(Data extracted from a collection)
______________________________

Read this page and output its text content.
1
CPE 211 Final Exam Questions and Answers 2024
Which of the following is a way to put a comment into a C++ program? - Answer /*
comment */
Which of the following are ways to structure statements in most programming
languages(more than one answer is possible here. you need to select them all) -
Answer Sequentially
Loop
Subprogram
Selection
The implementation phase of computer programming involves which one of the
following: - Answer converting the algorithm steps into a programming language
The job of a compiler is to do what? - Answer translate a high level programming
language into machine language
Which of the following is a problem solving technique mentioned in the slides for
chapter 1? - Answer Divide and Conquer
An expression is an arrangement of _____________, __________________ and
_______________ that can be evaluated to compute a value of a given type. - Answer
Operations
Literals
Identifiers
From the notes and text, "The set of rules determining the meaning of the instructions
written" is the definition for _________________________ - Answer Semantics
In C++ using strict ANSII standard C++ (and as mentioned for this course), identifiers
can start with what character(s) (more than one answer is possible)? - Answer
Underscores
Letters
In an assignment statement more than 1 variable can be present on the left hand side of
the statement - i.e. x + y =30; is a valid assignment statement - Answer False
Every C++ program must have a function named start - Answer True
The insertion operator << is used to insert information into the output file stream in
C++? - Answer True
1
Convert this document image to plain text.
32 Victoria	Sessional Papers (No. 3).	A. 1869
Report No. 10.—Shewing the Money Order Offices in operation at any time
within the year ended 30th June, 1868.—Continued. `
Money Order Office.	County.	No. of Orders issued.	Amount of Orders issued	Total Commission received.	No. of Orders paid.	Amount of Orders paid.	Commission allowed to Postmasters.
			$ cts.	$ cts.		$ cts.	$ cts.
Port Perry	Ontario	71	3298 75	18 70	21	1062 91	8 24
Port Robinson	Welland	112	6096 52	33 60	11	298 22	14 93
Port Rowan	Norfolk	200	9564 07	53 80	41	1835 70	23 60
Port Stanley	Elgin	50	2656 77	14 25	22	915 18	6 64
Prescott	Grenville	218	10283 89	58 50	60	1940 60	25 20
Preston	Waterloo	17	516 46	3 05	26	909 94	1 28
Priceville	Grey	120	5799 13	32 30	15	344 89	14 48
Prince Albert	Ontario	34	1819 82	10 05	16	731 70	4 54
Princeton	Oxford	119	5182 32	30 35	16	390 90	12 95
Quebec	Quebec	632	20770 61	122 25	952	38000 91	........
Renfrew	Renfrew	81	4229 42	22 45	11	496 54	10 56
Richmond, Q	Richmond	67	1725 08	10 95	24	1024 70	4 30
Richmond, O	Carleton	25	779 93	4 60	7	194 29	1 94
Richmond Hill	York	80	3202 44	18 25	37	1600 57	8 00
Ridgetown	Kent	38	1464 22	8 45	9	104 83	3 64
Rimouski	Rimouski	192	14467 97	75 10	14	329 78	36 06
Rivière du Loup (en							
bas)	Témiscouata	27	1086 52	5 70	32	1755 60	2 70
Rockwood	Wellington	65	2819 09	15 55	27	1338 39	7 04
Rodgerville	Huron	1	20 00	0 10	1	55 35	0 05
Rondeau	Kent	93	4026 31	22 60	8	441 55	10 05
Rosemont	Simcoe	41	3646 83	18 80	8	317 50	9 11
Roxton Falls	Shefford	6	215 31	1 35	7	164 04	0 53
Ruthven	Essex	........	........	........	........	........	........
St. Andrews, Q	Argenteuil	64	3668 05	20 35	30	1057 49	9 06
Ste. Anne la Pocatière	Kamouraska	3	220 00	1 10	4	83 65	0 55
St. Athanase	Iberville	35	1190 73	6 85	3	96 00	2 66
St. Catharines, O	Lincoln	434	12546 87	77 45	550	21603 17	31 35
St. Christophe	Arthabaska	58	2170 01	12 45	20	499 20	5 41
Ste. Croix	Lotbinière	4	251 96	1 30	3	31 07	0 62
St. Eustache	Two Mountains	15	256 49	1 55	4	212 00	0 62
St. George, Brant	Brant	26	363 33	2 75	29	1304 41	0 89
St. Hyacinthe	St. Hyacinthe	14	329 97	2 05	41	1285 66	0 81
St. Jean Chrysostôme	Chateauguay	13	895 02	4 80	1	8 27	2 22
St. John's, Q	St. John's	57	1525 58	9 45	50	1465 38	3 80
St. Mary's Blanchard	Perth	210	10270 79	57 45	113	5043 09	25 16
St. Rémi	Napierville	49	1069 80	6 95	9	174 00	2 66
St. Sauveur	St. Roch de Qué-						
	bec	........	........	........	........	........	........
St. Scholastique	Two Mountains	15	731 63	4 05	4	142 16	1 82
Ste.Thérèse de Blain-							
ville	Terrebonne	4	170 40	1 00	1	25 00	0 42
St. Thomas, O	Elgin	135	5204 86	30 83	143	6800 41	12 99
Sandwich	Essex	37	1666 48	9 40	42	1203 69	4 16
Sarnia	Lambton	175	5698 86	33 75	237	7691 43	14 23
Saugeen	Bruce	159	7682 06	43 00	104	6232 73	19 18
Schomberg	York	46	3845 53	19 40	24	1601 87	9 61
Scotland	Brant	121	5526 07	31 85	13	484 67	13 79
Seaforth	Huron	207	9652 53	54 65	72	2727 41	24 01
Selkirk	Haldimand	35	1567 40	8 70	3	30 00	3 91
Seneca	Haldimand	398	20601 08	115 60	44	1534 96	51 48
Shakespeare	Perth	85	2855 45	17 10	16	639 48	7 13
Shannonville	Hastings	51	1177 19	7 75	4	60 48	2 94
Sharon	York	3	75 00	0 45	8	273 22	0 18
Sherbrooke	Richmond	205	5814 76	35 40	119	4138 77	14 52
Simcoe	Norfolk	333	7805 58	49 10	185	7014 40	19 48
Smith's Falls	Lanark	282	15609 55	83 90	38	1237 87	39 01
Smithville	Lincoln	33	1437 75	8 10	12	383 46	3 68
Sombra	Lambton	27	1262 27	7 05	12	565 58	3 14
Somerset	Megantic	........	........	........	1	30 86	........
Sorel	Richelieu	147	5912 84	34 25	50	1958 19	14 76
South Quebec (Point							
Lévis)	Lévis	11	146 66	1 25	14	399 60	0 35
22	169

______________________________

### Work required
Select every line in the material above where the string "Lambton" occurs, and copy it.

### Correct output
Sarnia	Lambton	175	5698 86	33 75	237	7691 43	14 23
Sombra	Lambton	27	1262 27	7 05	12	565 58	3 14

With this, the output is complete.